◆ AZIONI RICHIESTE
**1)** Nel testo sul ricorso dei sig.ri Greco, di quale sentenza l'ordinanza comunale di demolizione è detta attuativa?
**2)** Prosegui il testo sul ricorso dei sig.ri Greco a partire dalla sua ultima frase.

Con ricorso ex art. 112, co. 5, c.p.a., i sig.ri Greco hanno chiesto chiarimenti in ordine alla portata da assegnare all’ordinanza cautelare n. 56/2015 e con sentenza n. 364/2015 questo Tribunale statuiva che: a) l’ordinanza comunale di demolizione è ex professo attuativa della sentenza n. 334/2014, di modo che è da tale pronuncia che occorre trarre le indicazioni per individuare i manufatti oggetto di demolizione; b) “spetta all’Amministrazione l’onere di valutare se l’esecuzione dell’ordine di demolizione con riferimento alle opere abusive indicate dalla più volte citata sentenza n. 334/2014 di questo Tribunale possa avvenire senza pregiudizio delle parte di edificio eseguita in conformità, secondo quanto previsto dall’art. 34, co. 2, del d.P.R. 6 giugno 2001, n. 380”.

◆ ESTRATTO DEI DATI
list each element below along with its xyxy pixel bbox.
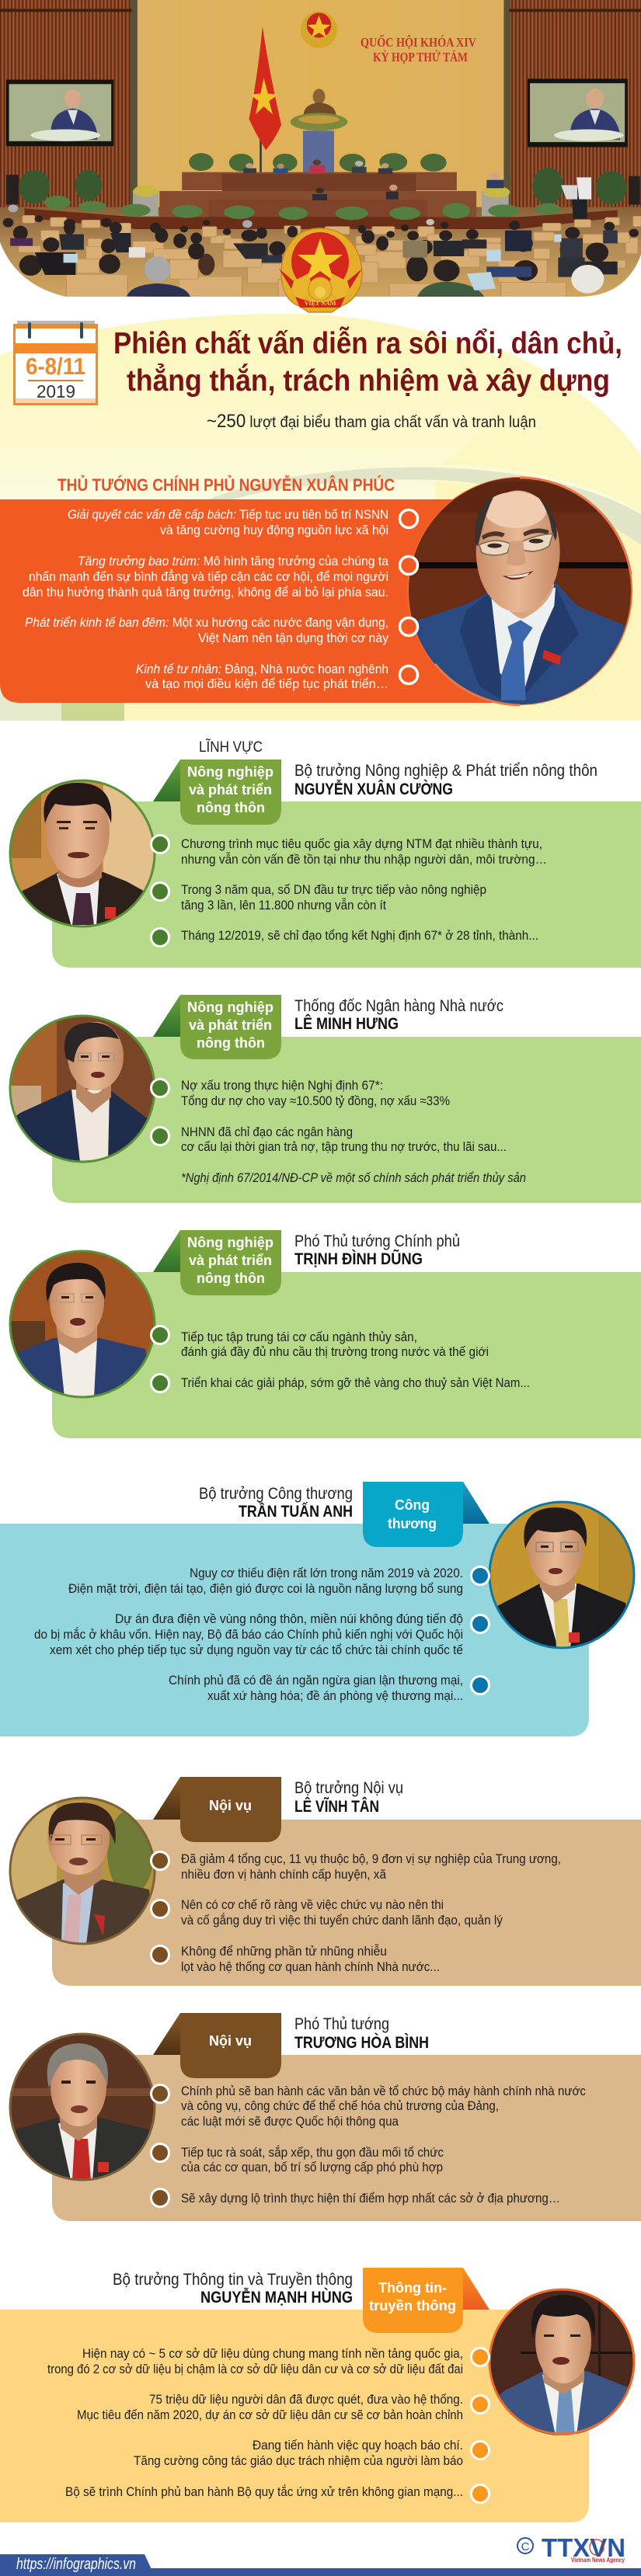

◆ RISPOSTE SCRITTE
**1)** Della sentenza n. 334/2014.

**2)**
Il Comune instaurava quindi un contraddittorio con la Provincia di Campobasso e i germani Greco nonché con gli odierni ricorrenti (i quali facevano pervenire le proprie osservazioni critiche) sulle modalità di sanzionare la violazione edilizia; veniva altresì eseguito un sopralluogo, all’esito del quale si stabiliva di applicare la sanzione pecuniaria sostitutiva alla demolizione “in considerazione della tipologia costruttiva e dell’ammorsamento che la stessa ha con le strutture adiacenti, risulta evidente che l’eventuale demolizione comporterebbe la compromissione statico-sismica dei fabbricati urbanisticamente regolari con possibili gravi conseguenze per l’utilizzo degli stessi….”, sicché con la gravata ordinanza del 15 febbraio 2016, n. 1, all’esito di tale procedimento, il Comune disponeva l’irrogazione di una sanzione pecuniaria pari ad euro 3.416,28.

Avverso tale provvedimento i ricorrenti proponevano il ricorso introduttivo del presente giudizio affidato ai seguenti motivi.

I) Violazione e falsa applicazione dell’art. 10-bis della l. n. 241/1990; violazione e falsa applicazione art. 7 della l. n. 241/1990; difetto di contraddittorio, difetto di motivazione, carente ed erronea istruttoria.

Il Comune avrebbe omesso di comunicare i motivi ostativi alla richiesta di demolizione proposta dai ricorrenti e comunque non avrebbe dato conto nel provvedimento gravato delle osservazioni formulate nell’ambito del contraddittorio, laddove ciò sarebbe stato necessario non trattandosi di un provvedimento vincolato.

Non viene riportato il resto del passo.